#### Exercise brief
Please copy the material word for word, from its first line through the line that contains "data-point-night[interactable] [138,241,147,250]", both ends included.
^^^^
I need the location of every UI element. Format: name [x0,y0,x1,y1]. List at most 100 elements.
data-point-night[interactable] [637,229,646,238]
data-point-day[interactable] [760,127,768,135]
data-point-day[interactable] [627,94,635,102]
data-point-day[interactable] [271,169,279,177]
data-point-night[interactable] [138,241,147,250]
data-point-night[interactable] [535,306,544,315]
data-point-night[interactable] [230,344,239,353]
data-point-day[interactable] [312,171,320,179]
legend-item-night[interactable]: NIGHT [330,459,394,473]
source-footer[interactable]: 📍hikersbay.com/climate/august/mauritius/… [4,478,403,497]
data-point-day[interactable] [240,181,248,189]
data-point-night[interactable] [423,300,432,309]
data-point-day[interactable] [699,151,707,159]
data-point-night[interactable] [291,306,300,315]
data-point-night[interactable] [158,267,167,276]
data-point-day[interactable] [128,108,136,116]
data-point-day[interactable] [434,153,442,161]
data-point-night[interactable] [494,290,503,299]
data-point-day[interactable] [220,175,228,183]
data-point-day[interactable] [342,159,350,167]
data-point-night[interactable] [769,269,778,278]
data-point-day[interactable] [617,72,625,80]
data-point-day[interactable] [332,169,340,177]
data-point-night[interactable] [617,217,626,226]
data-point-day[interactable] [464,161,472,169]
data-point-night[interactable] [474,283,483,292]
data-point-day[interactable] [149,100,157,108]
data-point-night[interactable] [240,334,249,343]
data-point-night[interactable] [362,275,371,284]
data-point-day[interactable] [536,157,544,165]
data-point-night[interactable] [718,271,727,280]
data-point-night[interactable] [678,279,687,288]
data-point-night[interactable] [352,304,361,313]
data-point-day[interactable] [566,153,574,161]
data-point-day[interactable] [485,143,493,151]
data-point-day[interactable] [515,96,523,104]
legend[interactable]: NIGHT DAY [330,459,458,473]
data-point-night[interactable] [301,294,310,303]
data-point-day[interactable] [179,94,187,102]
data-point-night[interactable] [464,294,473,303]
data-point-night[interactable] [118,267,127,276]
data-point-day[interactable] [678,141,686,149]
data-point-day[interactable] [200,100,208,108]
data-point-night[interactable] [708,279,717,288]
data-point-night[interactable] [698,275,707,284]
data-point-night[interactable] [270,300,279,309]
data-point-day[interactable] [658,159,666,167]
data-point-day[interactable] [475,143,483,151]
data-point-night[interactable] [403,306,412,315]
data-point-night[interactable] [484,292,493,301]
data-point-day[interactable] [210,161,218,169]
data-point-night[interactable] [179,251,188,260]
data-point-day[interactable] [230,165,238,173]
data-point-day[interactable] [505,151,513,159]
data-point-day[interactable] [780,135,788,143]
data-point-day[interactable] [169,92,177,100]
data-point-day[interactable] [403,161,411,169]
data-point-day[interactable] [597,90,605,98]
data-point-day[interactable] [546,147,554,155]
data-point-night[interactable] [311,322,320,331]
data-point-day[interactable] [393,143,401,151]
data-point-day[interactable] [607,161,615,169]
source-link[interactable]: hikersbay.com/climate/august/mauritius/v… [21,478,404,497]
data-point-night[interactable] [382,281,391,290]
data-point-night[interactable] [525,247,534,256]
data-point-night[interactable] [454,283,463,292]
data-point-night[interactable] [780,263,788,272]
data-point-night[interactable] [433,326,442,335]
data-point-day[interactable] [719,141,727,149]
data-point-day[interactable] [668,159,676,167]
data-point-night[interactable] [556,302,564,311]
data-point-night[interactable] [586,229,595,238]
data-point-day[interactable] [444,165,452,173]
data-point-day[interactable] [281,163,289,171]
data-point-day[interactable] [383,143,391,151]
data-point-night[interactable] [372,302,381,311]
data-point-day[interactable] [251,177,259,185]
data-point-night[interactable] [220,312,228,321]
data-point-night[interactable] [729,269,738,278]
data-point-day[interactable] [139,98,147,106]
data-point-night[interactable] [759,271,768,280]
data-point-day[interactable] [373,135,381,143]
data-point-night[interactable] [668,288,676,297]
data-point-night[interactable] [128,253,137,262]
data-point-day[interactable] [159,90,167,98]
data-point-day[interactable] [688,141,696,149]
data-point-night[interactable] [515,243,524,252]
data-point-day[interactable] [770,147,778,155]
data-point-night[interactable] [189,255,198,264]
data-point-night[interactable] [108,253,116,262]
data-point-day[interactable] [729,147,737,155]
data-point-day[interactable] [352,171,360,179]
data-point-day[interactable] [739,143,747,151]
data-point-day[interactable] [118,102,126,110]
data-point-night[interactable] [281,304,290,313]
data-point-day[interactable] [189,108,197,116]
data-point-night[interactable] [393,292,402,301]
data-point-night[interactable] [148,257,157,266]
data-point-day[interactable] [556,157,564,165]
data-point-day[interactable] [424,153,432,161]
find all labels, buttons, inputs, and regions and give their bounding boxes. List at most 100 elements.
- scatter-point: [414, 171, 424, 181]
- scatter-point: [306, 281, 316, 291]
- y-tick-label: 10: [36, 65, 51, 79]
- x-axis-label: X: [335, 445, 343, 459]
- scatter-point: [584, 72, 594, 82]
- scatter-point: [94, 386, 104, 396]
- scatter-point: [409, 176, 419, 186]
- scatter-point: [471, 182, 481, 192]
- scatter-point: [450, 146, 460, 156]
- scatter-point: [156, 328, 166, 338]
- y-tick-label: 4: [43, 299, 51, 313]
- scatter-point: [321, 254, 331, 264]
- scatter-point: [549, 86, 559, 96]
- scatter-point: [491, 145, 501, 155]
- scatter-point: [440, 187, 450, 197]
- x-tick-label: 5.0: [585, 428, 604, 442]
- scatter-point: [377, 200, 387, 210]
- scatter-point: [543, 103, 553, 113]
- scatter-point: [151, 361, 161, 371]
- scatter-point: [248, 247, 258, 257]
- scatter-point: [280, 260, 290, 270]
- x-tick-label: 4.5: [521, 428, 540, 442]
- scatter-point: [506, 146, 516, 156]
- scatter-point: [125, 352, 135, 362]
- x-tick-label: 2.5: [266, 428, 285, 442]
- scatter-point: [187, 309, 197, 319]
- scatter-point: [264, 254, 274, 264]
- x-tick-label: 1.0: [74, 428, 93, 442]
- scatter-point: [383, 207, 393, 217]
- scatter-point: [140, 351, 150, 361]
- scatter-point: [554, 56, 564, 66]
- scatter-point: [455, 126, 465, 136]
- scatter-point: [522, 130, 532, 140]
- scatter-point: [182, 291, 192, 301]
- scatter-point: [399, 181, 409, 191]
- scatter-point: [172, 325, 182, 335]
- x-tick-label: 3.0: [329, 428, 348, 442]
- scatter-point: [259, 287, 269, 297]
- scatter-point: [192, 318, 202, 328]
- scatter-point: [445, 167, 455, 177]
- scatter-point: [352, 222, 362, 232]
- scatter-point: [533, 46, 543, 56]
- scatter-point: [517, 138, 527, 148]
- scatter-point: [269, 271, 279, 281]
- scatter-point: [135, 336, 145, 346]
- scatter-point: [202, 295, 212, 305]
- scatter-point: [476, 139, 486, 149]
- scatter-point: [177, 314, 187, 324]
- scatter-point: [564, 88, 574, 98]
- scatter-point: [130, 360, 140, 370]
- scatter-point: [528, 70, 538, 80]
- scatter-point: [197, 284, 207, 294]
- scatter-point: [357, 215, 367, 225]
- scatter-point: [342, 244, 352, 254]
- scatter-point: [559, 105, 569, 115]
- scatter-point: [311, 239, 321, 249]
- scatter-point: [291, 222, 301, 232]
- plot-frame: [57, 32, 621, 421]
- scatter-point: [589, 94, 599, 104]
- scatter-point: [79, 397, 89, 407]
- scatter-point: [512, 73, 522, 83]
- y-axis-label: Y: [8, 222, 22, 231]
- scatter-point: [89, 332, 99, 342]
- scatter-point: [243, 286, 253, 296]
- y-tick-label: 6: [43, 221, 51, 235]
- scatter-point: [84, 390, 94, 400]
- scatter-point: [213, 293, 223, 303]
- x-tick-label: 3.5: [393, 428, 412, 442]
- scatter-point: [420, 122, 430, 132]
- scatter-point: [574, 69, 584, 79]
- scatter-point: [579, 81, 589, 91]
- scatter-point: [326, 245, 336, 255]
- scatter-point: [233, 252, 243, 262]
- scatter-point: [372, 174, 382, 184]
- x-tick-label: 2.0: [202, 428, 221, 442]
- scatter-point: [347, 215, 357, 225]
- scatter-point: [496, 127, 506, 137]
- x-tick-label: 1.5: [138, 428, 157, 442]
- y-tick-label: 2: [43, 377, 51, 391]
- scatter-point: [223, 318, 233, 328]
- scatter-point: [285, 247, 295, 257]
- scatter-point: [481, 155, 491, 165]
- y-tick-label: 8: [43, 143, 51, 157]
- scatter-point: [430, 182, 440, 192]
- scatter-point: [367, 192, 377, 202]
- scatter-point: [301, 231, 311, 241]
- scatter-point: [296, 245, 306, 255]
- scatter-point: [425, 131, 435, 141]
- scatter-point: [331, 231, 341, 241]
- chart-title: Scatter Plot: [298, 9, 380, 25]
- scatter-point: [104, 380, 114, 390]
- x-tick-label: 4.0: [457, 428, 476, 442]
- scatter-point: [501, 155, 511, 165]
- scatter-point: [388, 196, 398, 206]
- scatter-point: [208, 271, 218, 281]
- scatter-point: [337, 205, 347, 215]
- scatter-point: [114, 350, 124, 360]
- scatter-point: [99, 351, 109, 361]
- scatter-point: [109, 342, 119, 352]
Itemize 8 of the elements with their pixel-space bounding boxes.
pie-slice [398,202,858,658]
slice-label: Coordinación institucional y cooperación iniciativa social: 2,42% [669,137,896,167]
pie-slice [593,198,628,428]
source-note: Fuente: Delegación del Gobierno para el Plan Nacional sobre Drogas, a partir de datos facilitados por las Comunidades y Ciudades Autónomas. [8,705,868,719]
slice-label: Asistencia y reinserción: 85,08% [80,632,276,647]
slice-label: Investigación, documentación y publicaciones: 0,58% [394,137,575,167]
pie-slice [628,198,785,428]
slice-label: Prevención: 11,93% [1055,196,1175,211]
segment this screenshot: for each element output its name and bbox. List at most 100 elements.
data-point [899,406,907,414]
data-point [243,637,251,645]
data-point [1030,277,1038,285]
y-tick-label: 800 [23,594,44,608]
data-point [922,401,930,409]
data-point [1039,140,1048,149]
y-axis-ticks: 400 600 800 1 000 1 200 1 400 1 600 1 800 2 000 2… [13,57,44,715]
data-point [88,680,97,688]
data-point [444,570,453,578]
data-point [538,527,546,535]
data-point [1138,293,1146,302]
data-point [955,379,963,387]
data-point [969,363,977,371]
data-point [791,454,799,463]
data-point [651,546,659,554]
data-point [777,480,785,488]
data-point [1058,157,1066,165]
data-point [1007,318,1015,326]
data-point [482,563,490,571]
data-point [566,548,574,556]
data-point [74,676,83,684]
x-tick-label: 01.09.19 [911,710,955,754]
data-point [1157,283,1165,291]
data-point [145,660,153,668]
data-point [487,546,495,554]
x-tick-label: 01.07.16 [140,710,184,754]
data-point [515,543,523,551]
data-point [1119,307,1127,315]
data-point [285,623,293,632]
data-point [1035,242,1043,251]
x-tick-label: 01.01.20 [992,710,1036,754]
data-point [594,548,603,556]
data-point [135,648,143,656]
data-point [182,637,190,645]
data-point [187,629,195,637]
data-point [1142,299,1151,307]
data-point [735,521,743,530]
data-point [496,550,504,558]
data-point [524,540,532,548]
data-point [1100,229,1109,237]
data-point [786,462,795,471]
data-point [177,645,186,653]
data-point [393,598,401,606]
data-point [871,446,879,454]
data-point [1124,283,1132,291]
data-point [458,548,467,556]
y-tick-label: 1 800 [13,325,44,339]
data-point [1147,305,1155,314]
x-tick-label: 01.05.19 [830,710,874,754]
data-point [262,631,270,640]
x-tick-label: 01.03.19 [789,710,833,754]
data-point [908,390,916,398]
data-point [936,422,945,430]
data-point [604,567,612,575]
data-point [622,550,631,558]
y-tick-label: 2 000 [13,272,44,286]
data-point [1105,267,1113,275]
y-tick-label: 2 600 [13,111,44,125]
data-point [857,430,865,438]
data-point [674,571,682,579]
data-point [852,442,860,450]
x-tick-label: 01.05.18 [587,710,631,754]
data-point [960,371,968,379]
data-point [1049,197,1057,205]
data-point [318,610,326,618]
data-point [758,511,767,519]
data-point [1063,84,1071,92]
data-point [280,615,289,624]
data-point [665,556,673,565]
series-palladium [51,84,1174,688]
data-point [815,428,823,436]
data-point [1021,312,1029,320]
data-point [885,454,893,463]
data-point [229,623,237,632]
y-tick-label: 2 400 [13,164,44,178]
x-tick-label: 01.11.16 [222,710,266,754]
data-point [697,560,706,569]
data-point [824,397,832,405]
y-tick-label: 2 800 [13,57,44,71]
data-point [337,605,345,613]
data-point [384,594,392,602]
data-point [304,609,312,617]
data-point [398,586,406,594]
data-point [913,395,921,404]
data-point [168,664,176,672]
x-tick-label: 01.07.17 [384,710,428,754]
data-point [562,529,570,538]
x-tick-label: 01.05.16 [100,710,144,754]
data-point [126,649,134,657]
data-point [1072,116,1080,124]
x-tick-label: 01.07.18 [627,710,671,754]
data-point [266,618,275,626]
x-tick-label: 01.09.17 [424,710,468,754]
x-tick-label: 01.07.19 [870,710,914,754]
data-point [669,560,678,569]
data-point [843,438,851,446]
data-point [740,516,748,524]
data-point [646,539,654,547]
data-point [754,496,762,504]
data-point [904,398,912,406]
^^^^
#### Correct response
I need the location of every UI element. Format: name [x0,y0,x1,y1]. List at most 100 elements.
data-point-night[interactable] [637,229,646,238]
data-point-day[interactable] [760,127,768,135]
data-point-day[interactable] [627,94,635,102]
data-point-day[interactable] [271,169,279,177]
data-point-night[interactable] [138,241,147,250]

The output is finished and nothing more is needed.